_Ваша задача_
Продолжите текст о жизни и самоубийстве Акутагавы, начав сразу после его последнего предложения.

_Выбранный отрывок_
Выбрать главу

Еще ранее (в «Зубчатых колесах») Акутагава писал: «Такой, каким я был теперь, я в глазах всех, несомненно, был юношей из Шоулин». Акутагава имеет в виду одну из притч Чжуан-цзы. Некий юноша из города Шоулин хотел дойти до города блаженных. С этой целью он стал учиться ходить так, как ходят там, но научиться не смог. Все-таки он отправился в город блаженных, но с полпути ползком вернулся обратно, поскольку разучился ходить даже так, как ходят в его родном городе. Акутагава не захотел оставаться в воем Шоулине, но, почувствовав себя не в силах идти вперед, не захотел и возвращаться. Оценив свое бессилие как поражение, казня себя за него как за вину, в июле 1927 г. он покончил с собой, приняв смертельную дозу веронала.

В «Жизни идиота» с лаконичностью, характерной для японской поэзии, в удивительно емких, выразительных образах Акутагава запечатлел трагедию своей жизни, своих исканий, трагедию интеллигента, не сумевшего встать вровень со своим временем, слиться с живыми силами действительности, «евнуха жизни» («Жизнь идиота»).

Психологический анализ самоубийства Акутагава делает Дзюнъитиро Танидзаки в эссе «Понемногу о многом» (кн. «Мать Сигэмото». М., 1984).

Сейчас уже прошло десять с лишним лет с тех пор, как г-н Акутагава сказал следующие слова: «Бывало ли у вас когда-нибудь, что в процессе создания какой-нибудь вещи вам невольно приходило в голову: а стоит ли она таких мучений? И для чего вы вообще делаете эту работу? Сенкевич как-то заметил, что, когда вас „посещает подобное настроение, считайте, что это проделки дьявола“.

Не помню, что я ответил тогда, но нельзя сказать, что я не испытал подобного состояния. Во всяком случае, я ответил в том духе, что настроение, которое возникает в тот момент, когда слабеет творческий пыл, безусловно крайне опасное время для художника, и о нем помнит каждый, кто хоть однажды испытал его.

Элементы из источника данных
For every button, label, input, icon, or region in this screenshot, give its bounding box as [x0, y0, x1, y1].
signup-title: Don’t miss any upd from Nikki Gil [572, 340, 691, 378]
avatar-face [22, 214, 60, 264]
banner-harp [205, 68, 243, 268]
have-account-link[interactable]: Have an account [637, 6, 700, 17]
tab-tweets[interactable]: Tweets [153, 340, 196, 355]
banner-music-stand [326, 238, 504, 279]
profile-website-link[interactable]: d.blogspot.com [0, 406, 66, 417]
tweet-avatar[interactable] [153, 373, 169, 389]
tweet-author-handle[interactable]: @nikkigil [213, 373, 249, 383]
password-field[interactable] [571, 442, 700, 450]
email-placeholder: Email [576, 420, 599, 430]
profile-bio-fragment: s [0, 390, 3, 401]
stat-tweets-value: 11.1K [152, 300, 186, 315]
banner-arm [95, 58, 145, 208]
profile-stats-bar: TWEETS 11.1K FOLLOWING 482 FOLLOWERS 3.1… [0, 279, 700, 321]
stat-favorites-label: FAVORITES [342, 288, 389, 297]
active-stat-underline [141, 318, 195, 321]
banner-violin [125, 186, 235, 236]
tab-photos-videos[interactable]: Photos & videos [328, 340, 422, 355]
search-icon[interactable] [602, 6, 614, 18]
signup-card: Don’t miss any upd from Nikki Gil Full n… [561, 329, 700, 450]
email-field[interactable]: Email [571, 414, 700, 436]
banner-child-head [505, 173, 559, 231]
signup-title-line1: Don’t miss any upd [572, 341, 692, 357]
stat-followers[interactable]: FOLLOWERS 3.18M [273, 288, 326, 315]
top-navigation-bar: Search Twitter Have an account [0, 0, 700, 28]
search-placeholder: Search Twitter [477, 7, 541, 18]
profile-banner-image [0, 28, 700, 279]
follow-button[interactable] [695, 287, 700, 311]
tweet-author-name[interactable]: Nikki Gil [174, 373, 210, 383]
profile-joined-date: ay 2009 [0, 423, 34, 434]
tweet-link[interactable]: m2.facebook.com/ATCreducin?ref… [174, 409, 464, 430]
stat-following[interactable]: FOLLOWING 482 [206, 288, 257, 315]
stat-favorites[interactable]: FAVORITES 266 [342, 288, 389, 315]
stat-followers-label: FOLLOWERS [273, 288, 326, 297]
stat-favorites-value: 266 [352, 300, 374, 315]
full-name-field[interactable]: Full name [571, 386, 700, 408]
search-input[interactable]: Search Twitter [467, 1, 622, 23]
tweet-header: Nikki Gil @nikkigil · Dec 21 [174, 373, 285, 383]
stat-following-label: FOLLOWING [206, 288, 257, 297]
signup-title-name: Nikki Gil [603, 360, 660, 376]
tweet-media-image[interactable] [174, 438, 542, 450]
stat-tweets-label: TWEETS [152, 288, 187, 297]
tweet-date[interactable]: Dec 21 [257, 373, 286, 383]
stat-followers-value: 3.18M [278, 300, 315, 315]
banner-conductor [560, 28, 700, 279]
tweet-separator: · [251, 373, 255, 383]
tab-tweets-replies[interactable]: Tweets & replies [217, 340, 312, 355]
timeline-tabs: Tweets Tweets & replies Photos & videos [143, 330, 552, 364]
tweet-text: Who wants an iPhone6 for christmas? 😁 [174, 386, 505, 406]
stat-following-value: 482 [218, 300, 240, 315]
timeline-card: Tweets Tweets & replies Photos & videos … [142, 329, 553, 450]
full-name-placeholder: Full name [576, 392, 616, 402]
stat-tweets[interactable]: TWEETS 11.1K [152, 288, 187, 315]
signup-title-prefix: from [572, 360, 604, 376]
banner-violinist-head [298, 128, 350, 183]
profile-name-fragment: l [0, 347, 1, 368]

_Ожидаемый ответ_
Может быть, г-н Акутагава как раз попал в ловушку „дьявола“, о котором говорил Сенкевич. Но мне все кажется, что человек не может уйти их жизни только потому, что у него угас творческий пыл. Г-н Акутагава говорит в своих записках, что у него пропали аппетит и чувственное влечение. Что же стало с его любовью к чтению, которым он был буквально одержим? Неужели даже любимые книги стали ему неинтересны? Или, может быть, этого недостаточно, чтобы привязать человека к жизни?

Не знаю, послужили ли толчком к самоубийству исключительно философские раздумья г-на Акутагава; во всяком случае, читая его записки, к такому выводу прийти трудно. Пишет ли г-н Акутагава о нервном истощении, вызвавшем у него смертельный холод, или о мутно тревоге, он просто говорит о своем самочувствии. Конечно, покойный Акутагава, оставляя эти записки, не ставил перед собой задачи сообщить людям о своем намерении, да и вряд ли такая необходимость была, поэтому не будем делать поспешных выводов, основываясь лишь на той или иной записи. И все же вызывает недоумение, почему г-ну Акутагава с его тонким умом не удалось более определенно объяснить, что означает эта смутная тревога. И сам собой напрашивается вопрос: а действительно ли покойный хотел сообщить людям правду?